Given exercise -> Retype the records below word for word and omit any image.

Dataset records:
******************************

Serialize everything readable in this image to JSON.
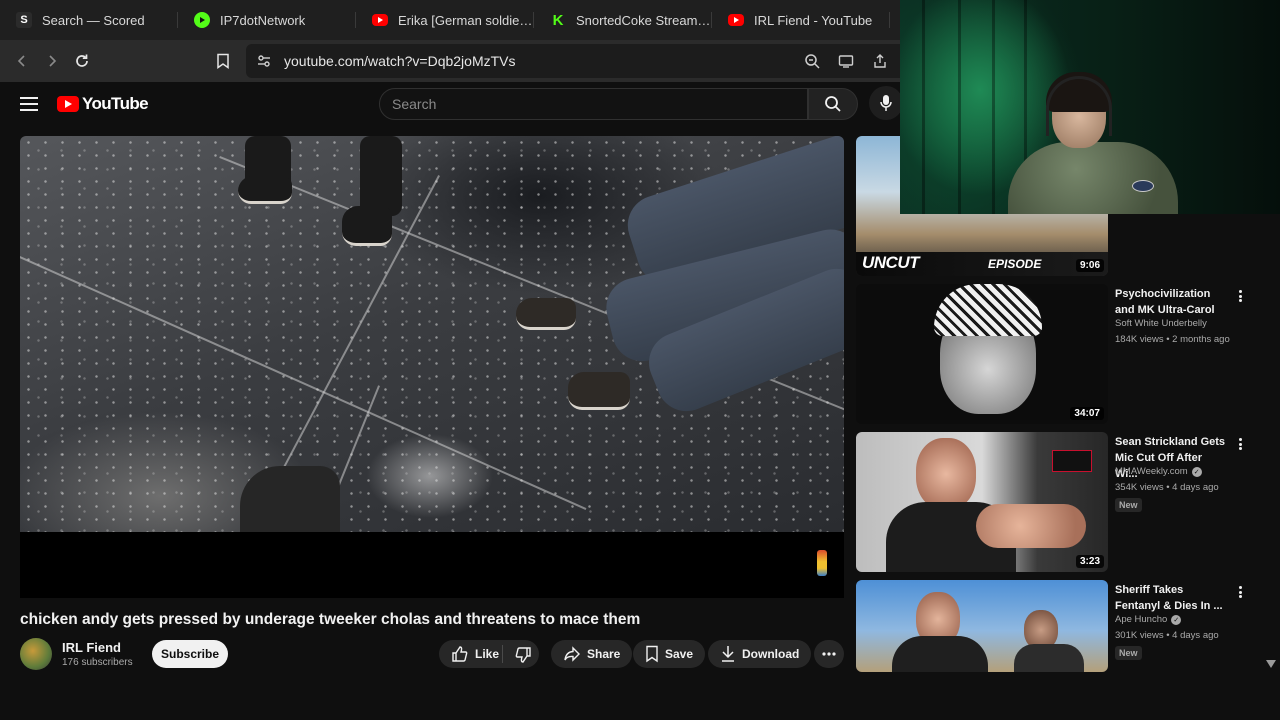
{
  "browser": {
    "tabs": [
      {
        "label": "Search — Scored",
        "icon": "scored-icon",
        "icon_text": "S",
        "color": "#2b2b2b"
      },
      {
        "label": "IP7dotNetwork",
        "icon": "kick-play-icon",
        "icon_text": "",
        "color": "#53fc18"
      },
      {
        "label": "Erika [German soldier lo",
        "icon": "youtube-icon",
        "icon_text": "",
        "color": "#ff0000"
      },
      {
        "label": "SnortedCoke Stream - W",
        "icon": "kick-icon",
        "icon_text": "K",
        "color": "#53fc18"
      },
      {
        "label": "IRL Fiend - YouTube",
        "icon": "youtube-icon",
        "icon_text": "",
        "color": "#ff0000"
      }
    ],
    "url": "youtube.com/watch?v=Dqb2joMzTVs"
  },
  "youtube": {
    "logo_text": "YouTube",
    "search_placeholder": "Search"
  },
  "video": {
    "title": "chicken andy gets pressed by underage tweeker cholas and threatens to mace them",
    "channel": "IRL Fiend",
    "subscribers": "176 subscribers",
    "subscribe_label": "Subscribe",
    "like_label": "Like",
    "share_label": "Share",
    "save_label": "Save",
    "download_label": "Download"
  },
  "recommendations": [
    {
      "title": "",
      "channel": "",
      "meta": "",
      "duration": "9:06",
      "thumb_text": "UNCUT",
      "thumb_text_2": "EPISODE",
      "verified": false,
      "new": false
    },
    {
      "title": "Psychocivilization and MK Ultra-Carol",
      "channel": "Soft White Underbelly",
      "meta": "184K views • 2 months ago",
      "duration": "34:07",
      "verified": false,
      "new": false
    },
    {
      "title": "Sean Strickland Gets Mic Cut Off After Wi...",
      "channel": "MMAWeekly.com",
      "meta": "354K views • 4 days ago",
      "duration": "3:23",
      "verified": true,
      "new": true,
      "new_label": "New"
    },
    {
      "title": "Sheriff Takes Fentanyl & Dies In ...",
      "channel": "Ape Huncho",
      "meta": "301K views • 4 days ago",
      "duration": "",
      "verified": true,
      "new": true,
      "new_label": "New"
    }
  ],
  "colors": {
    "accent": "#ff0000",
    "background": "#0f0f0f",
    "pill": "#272727"
  }
}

******************************

The result ->
Serialize everything readable in this image to JSON.
{
  "browser": {
    "tabs": [
      {
        "label": "Search — Scored",
        "icon": "scored-icon",
        "icon_text": "S",
        "color": "#2b2b2b"
      },
      {
        "label": "IP7dotNetwork",
        "icon": "kick-play-icon",
        "icon_text": "",
        "color": "#53fc18"
      },
      {
        "label": "Erika [German soldier lo",
        "icon": "youtube-icon",
        "icon_text": "",
        "color": "#ff0000"
      },
      {
        "label": "SnortedCoke Stream - W",
        "icon": "kick-icon",
        "icon_text": "K",
        "color": "#53fc18"
      },
      {
        "label": "IRL Fiend - YouTube",
        "icon": "youtube-icon",
        "icon_text": "",
        "color": "#ff0000"
      }
    ],
    "url": "youtube.com/watch?v=Dqb2joMzTVs"
  },
  "youtube": {
    "logo_text": "YouTube",
    "search_placeholder": "Search"
  },
  "video": {
    "title": "chicken andy gets pressed by underage tweeker cholas and threatens to mace them",
    "channel": "IRL Fiend",
    "subscribers": "176 subscribers",
    "subscribe_label": "Subscribe",
    "like_label": "Like",
    "share_label": "Share",
    "save_label": "Save",
    "download_label": "Download"
  },
  "recommendations": [
    {
      "title": "",
      "channel": "",
      "meta": "",
      "duration": "9:06",
      "thumb_text": "UNCUT",
      "thumb_text_2": "EPISODE",
      "verified": false,
      "new": false
    },
    {
      "title": "Psychocivilization and MK Ultra-Carol",
      "channel": "Soft White Underbelly",
      "meta": "184K views • 2 months ago",
      "duration": "34:07",
      "verified": false,
      "new": false
    },
    {
      "title": "Sean Strickland Gets Mic Cut Off After Wi...",
      "channel": "MMAWeekly.com",
      "meta": "354K views • 4 days ago",
      "duration": "3:23",
      "verified": true,
      "new": true,
      "new_label": "New"
    },
    {
      "title": "Sheriff Takes Fentanyl & Dies In ...",
      "channel": "Ape Huncho",
      "meta": "301K views • 4 days ago",
      "duration": "",
      "verified": true,
      "new": true,
      "new_label": "New"
    }
  ],
  "colors": {
    "accent": "#ff0000",
    "background": "#0f0f0f",
    "pill": "#272727"
  }
}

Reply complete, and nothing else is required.